**Written exercise**
Where the word "screenshot" occurs in a line, return that line.

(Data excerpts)
►

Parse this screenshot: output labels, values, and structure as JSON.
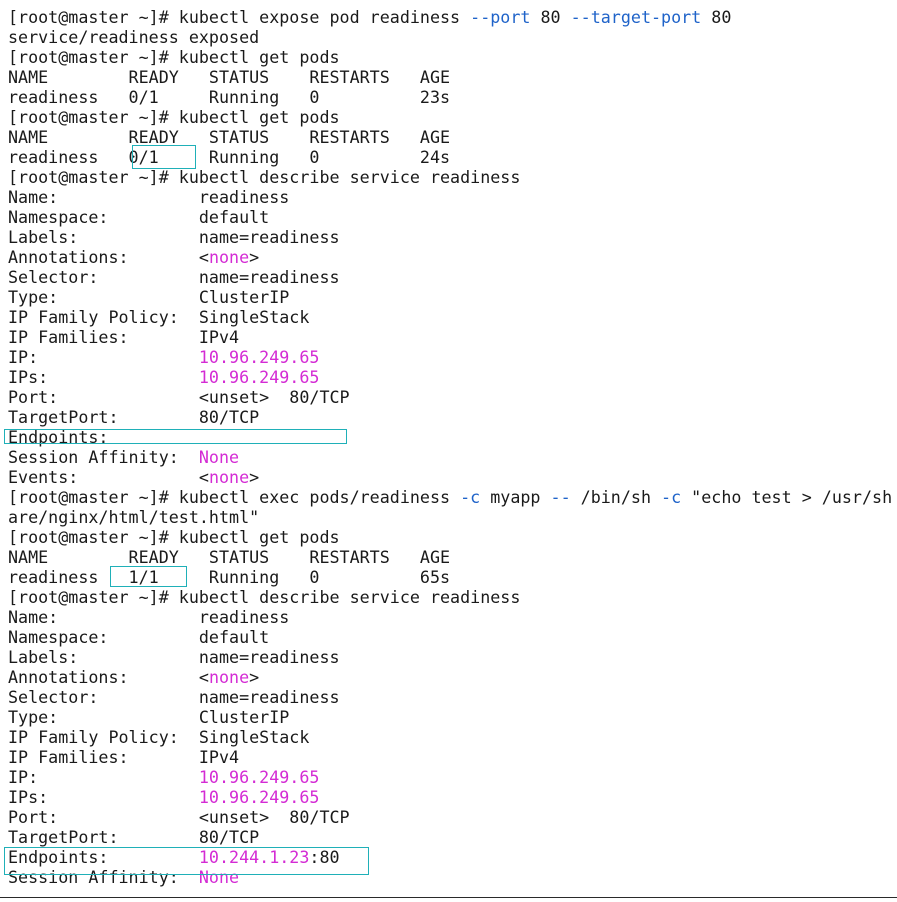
{
  "terminal": {
    "prompt": "[root@master ~]# ",
    "lines": [
      {
        "segments": [
          {
            "t": "[root@master ~]# kubectl expose pod readiness ",
            "c": ""
          },
          {
            "t": "--port",
            "c": "flag"
          },
          {
            "t": " 80 ",
            "c": ""
          },
          {
            "t": "--target-port",
            "c": "flag"
          },
          {
            "t": " 80",
            "c": ""
          }
        ]
      },
      {
        "segments": [
          {
            "t": "service/readiness exposed",
            "c": ""
          }
        ]
      },
      {
        "segments": [
          {
            "t": "[root@master ~]# kubectl get pods",
            "c": ""
          }
        ]
      },
      {
        "segments": [
          {
            "t": "NAME        READY   STATUS    RESTARTS   AGE",
            "c": ""
          }
        ]
      },
      {
        "segments": [
          {
            "t": "readiness   0/1     Running   0          23s",
            "c": ""
          }
        ]
      },
      {
        "segments": [
          {
            "t": "[root@master ~]# kubectl get pods",
            "c": ""
          }
        ]
      },
      {
        "segments": [
          {
            "t": "NAME        READY   STATUS    RESTARTS   AGE",
            "c": ""
          }
        ]
      },
      {
        "segments": [
          {
            "t": "readiness   0/1     Running   0          24s",
            "c": ""
          }
        ]
      },
      {
        "segments": [
          {
            "t": "[root@master ~]# kubectl describe service readiness",
            "c": ""
          }
        ]
      },
      {
        "segments": [
          {
            "t": "Name:              readiness",
            "c": ""
          }
        ]
      },
      {
        "segments": [
          {
            "t": "Namespace:         default",
            "c": ""
          }
        ]
      },
      {
        "segments": [
          {
            "t": "Labels:            name=readiness",
            "c": ""
          }
        ]
      },
      {
        "segments": [
          {
            "t": "Annotations:       <",
            "c": ""
          },
          {
            "t": "none",
            "c": "mag"
          },
          {
            "t": ">",
            "c": ""
          }
        ]
      },
      {
        "segments": [
          {
            "t": "Selector:          name=readiness",
            "c": ""
          }
        ]
      },
      {
        "segments": [
          {
            "t": "Type:              ClusterIP",
            "c": ""
          }
        ]
      },
      {
        "segments": [
          {
            "t": "IP Family Policy:  SingleStack",
            "c": ""
          }
        ]
      },
      {
        "segments": [
          {
            "t": "IP Families:       IPv4",
            "c": ""
          }
        ]
      },
      {
        "segments": [
          {
            "t": "IP:                ",
            "c": ""
          },
          {
            "t": "10.96.249.65",
            "c": "mag"
          }
        ]
      },
      {
        "segments": [
          {
            "t": "IPs:               ",
            "c": ""
          },
          {
            "t": "10.96.249.65",
            "c": "mag"
          }
        ]
      },
      {
        "segments": [
          {
            "t": "Port:              <unset>  80/TCP",
            "c": ""
          }
        ]
      },
      {
        "segments": [
          {
            "t": "TargetPort:        80/TCP",
            "c": ""
          }
        ]
      },
      {
        "segments": [
          {
            "t": "Endpoints:",
            "c": ""
          }
        ]
      },
      {
        "segments": [
          {
            "t": "Session Affinity:  ",
            "c": ""
          },
          {
            "t": "None",
            "c": "mag"
          }
        ]
      },
      {
        "segments": [
          {
            "t": "Events:            <",
            "c": ""
          },
          {
            "t": "none",
            "c": "mag"
          },
          {
            "t": ">",
            "c": ""
          }
        ]
      },
      {
        "segments": [
          {
            "t": "[root@master ~]# kubectl exec pods/readiness ",
            "c": ""
          },
          {
            "t": "-c",
            "c": "flag"
          },
          {
            "t": " myapp ",
            "c": ""
          },
          {
            "t": "--",
            "c": "flag"
          },
          {
            "t": " /bin/sh ",
            "c": ""
          },
          {
            "t": "-c",
            "c": "flag"
          },
          {
            "t": " \"echo test > /usr/sh",
            "c": ""
          }
        ]
      },
      {
        "segments": [
          {
            "t": "are/nginx/html/test.html\"",
            "c": ""
          }
        ]
      },
      {
        "segments": [
          {
            "t": "[root@master ~]# kubectl get pods",
            "c": ""
          }
        ]
      },
      {
        "segments": [
          {
            "t": "NAME        READY   STATUS    RESTARTS   AGE",
            "c": ""
          }
        ]
      },
      {
        "segments": [
          {
            "t": "readiness   1/1     Running   0          65s",
            "c": ""
          }
        ]
      },
      {
        "segments": [
          {
            "t": "[root@master ~]# kubectl describe service readiness",
            "c": ""
          }
        ]
      },
      {
        "segments": [
          {
            "t": "Name:              readiness",
            "c": ""
          }
        ]
      },
      {
        "segments": [
          {
            "t": "Namespace:         default",
            "c": ""
          }
        ]
      },
      {
        "segments": [
          {
            "t": "Labels:            name=readiness",
            "c": ""
          }
        ]
      },
      {
        "segments": [
          {
            "t": "Annotations:       <",
            "c": ""
          },
          {
            "t": "none",
            "c": "mag"
          },
          {
            "t": ">",
            "c": ""
          }
        ]
      },
      {
        "segments": [
          {
            "t": "Selector:          name=readiness",
            "c": ""
          }
        ]
      },
      {
        "segments": [
          {
            "t": "Type:              ClusterIP",
            "c": ""
          }
        ]
      },
      {
        "segments": [
          {
            "t": "IP Family Policy:  SingleStack",
            "c": ""
          }
        ]
      },
      {
        "segments": [
          {
            "t": "IP Families:       IPv4",
            "c": ""
          }
        ]
      },
      {
        "segments": [
          {
            "t": "IP:                ",
            "c": ""
          },
          {
            "t": "10.96.249.65",
            "c": "mag"
          }
        ]
      },
      {
        "segments": [
          {
            "t": "IPs:               ",
            "c": ""
          },
          {
            "t": "10.96.249.65",
            "c": "mag"
          }
        ]
      },
      {
        "segments": [
          {
            "t": "Port:              <unset>  80/TCP",
            "c": ""
          }
        ]
      },
      {
        "segments": [
          {
            "t": "TargetPort:        80/TCP",
            "c": ""
          }
        ]
      },
      {
        "segments": [
          {
            "t": "Endpoints:         ",
            "c": ""
          },
          {
            "t": "10.244.1.23",
            "c": "mag"
          },
          {
            "t": ":80",
            "c": ""
          }
        ]
      },
      {
        "segments": [
          {
            "t": "Session Affinity:  ",
            "c": ""
          },
          {
            "t": "None",
            "c": "mag"
          }
        ]
      }
    ]
  },
  "colors": {
    "background": "#ffffff",
    "text": "#1a1a1a",
    "flag": "#1f63c9",
    "magenta": "#d42bd4",
    "highlight_box": "#1fb0b8"
  }
}
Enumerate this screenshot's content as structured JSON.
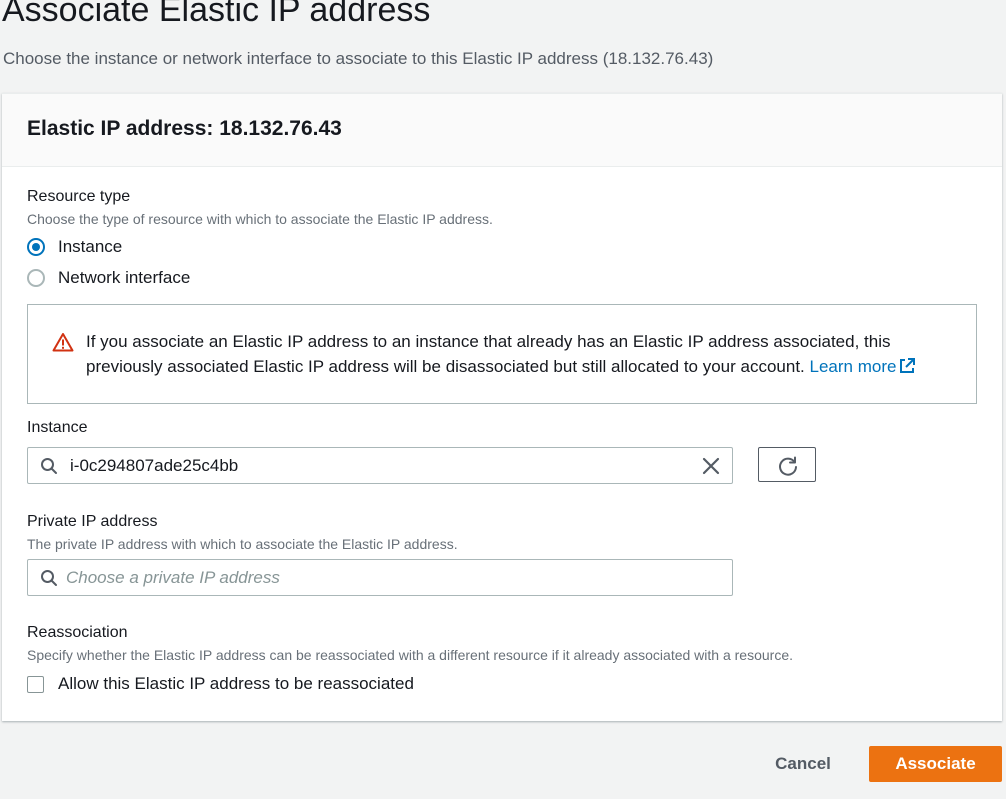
{
  "page": {
    "title": "Associate Elastic IP address",
    "description": "Choose the instance or network interface to associate to this Elastic IP address (18.132.76.43)"
  },
  "panel": {
    "title": "Elastic IP address: 18.132.76.43"
  },
  "resource_type": {
    "label": "Resource type",
    "description": "Choose the type of resource with which to associate the Elastic IP address.",
    "options": [
      {
        "label": "Instance",
        "selected": true
      },
      {
        "label": "Network interface",
        "selected": false
      }
    ]
  },
  "warning": {
    "text": "If you associate an Elastic IP address to an instance that already has an Elastic IP address associated, this previously associated Elastic IP address will be disassociated but still allocated to your account.",
    "link_label": "Learn more",
    "icon": "warning-triangle-icon",
    "color": "#d13212"
  },
  "instance": {
    "label": "Instance",
    "value": "i-0c294807ade25c4bb",
    "refresh_icon": "refresh-icon",
    "clear_icon": "close-icon"
  },
  "private_ip": {
    "label": "Private IP address",
    "description": "The private IP address with which to associate the Elastic IP address.",
    "placeholder": "Choose a private IP address",
    "value": ""
  },
  "reassociation": {
    "label": "Reassociation",
    "description": "Specify whether the Elastic IP address can be reassociated with a different resource if it already associated with a resource.",
    "checkbox_label": "Allow this Elastic IP address to be reassociated",
    "checked": false
  },
  "footer": {
    "cancel_label": "Cancel",
    "submit_label": "Associate",
    "accent": "#ec7211"
  },
  "colors": {
    "link": "#0073bb",
    "background": "#f2f3f3"
  }
}
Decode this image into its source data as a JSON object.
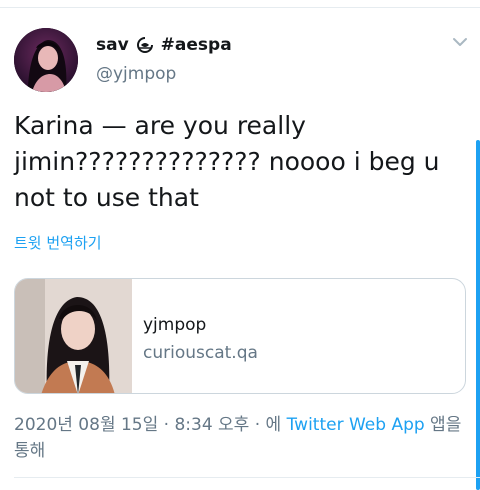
{
  "tweet": {
    "display_name": "sav",
    "name_suffix": "#aespa",
    "handle": "@yjmpop",
    "text": "Karina — are you really jimin?????????????? noooo i beg u not to use that",
    "translate_label": "트윗 번역하기",
    "card": {
      "title": "yjmpop",
      "domain": "curiouscat.qa"
    },
    "meta": {
      "prefix": "2020년 08월 15일 · 8:34 오후 · 에 ",
      "app": "Twitter Web App",
      "suffix": " 앱을 통해"
    }
  },
  "colors": {
    "link": "#1da1f2",
    "secondary_text": "#657786",
    "primary_text": "#14171a",
    "border": "#ccd6dd"
  },
  "icons": {
    "chevron": "chevron-down-icon",
    "emblem": "aespa-emblem-icon"
  }
}
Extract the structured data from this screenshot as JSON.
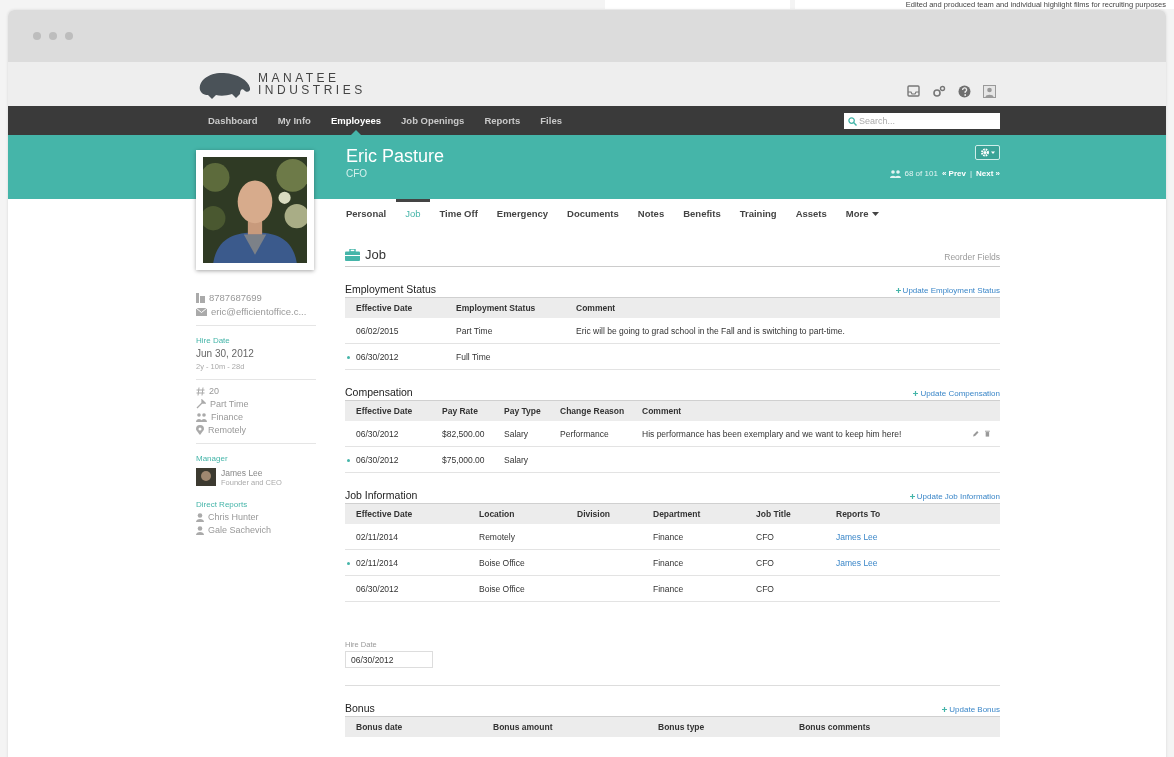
{
  "backdrop": {
    "caption": "Edited and produced team and individual highlight films for recruiting purposes"
  },
  "brand": {
    "line1": "MANATEE",
    "line2": "INDUSTRIES"
  },
  "nav": [
    {
      "label": "Dashboard",
      "selected": false
    },
    {
      "label": "My Info",
      "selected": false
    },
    {
      "label": "Employees",
      "selected": true
    },
    {
      "label": "Job Openings",
      "selected": false
    },
    {
      "label": "Reports",
      "selected": false
    },
    {
      "label": "Files",
      "selected": false
    }
  ],
  "search": {
    "placeholder": "Search..."
  },
  "employee": {
    "name": "Eric Pasture",
    "title": "CFO",
    "position": "68 of 101",
    "prev": "« Prev",
    "separator": "|",
    "next": "Next »"
  },
  "sidebar": {
    "contacts": [
      {
        "kind": "phone",
        "text": "8787687699"
      },
      {
        "kind": "email",
        "text": "eric@efficientoffice.c..."
      }
    ],
    "hire": {
      "label": "Hire Date",
      "date": "Jun 30, 2012",
      "tenure": "2y - 10m - 28d"
    },
    "facts": [
      {
        "kind": "id",
        "text": "20"
      },
      {
        "kind": "type",
        "text": "Part Time"
      },
      {
        "kind": "dept",
        "text": "Finance"
      },
      {
        "kind": "location",
        "text": "Remotely"
      }
    ],
    "manager": {
      "label": "Manager",
      "name": "James Lee",
      "role": "Founder and CEO"
    },
    "reports": {
      "label": "Direct Reports",
      "people": [
        "Chris Hunter",
        "Gale Sachevich"
      ]
    }
  },
  "tabs": [
    {
      "label": "Personal",
      "selected": false
    },
    {
      "label": "Job",
      "selected": true
    },
    {
      "label": "Time Off",
      "selected": false
    },
    {
      "label": "Emergency",
      "selected": false
    },
    {
      "label": "Documents",
      "selected": false
    },
    {
      "label": "Notes",
      "selected": false
    },
    {
      "label": "Benefits",
      "selected": false
    },
    {
      "label": "Training",
      "selected": false
    },
    {
      "label": "Assets",
      "selected": false
    },
    {
      "label": "More",
      "selected": false
    }
  ],
  "page": {
    "title": "Job",
    "reorder": "Reorder Fields"
  },
  "sections": [
    {
      "kind": "table",
      "title": "Employment Status",
      "action": "Update Employment Status",
      "columns": [
        {
          "label": "Effective Date",
          "kind": "text"
        },
        {
          "label": "Employment Status",
          "kind": "text"
        },
        {
          "label": "Comment",
          "kind": "text"
        }
      ],
      "rows": [
        {
          "current": false,
          "cells": [
            "06/02/2015",
            "Part Time",
            "Eric will be going to grad school in the Fall and is switching to part-time."
          ]
        },
        {
          "current": true,
          "cells": [
            "06/30/2012",
            "Full Time",
            ""
          ]
        }
      ]
    },
    {
      "kind": "table",
      "title": "Compensation",
      "action": "Update Compensation",
      "columns": [
        {
          "label": "Effective Date",
          "kind": "text"
        },
        {
          "label": "Pay Rate",
          "kind": "text"
        },
        {
          "label": "Pay Type",
          "kind": "text"
        },
        {
          "label": "Change Reason",
          "kind": "text"
        },
        {
          "label": "Comment",
          "kind": "text"
        }
      ],
      "rows": [
        {
          "current": false,
          "actions": true,
          "cells": [
            "06/30/2012",
            "$82,500.00",
            "Salary",
            "Performance",
            "His performance has been exemplary and we want to keep him here!"
          ]
        },
        {
          "current": true,
          "actions": false,
          "cells": [
            "06/30/2012",
            "$75,000.00",
            "Salary",
            "",
            ""
          ]
        }
      ]
    },
    {
      "kind": "table",
      "title": "Job Information",
      "action": "Update Job Information",
      "columns": [
        {
          "label": "Effective Date",
          "kind": "text"
        },
        {
          "label": "Location",
          "kind": "text"
        },
        {
          "label": "Division",
          "kind": "text"
        },
        {
          "label": "Department",
          "kind": "text"
        },
        {
          "label": "Job Title",
          "kind": "text"
        },
        {
          "label": "Reports To",
          "kind": "link"
        }
      ],
      "rows": [
        {
          "current": false,
          "cells": [
            "02/11/2014",
            "Remotely",
            "",
            "Finance",
            "CFO",
            "James Lee"
          ]
        },
        {
          "current": true,
          "cells": [
            "02/11/2014",
            "Boise Office",
            "",
            "Finance",
            "CFO",
            "James Lee"
          ]
        },
        {
          "current": false,
          "cells": [
            "06/30/2012",
            "Boise Office",
            "",
            "Finance",
            "CFO",
            ""
          ]
        }
      ]
    },
    {
      "kind": "field",
      "label": "Hire Date",
      "value": "06/30/2012"
    },
    {
      "kind": "table",
      "title": "Bonus",
      "action": "Update Bonus",
      "columns": [
        {
          "label": "Bonus date"
        },
        {
          "label": "Bonus amount"
        },
        {
          "label": "Bonus type"
        },
        {
          "label": "Bonus comments"
        }
      ]
    }
  ]
}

◄

**Task output**
Parse this screenshot: output labels, values, and structure as JSON.
Enumerate this screenshot's content as structured JSON.
Extract the structured data from this screenshot as JSON.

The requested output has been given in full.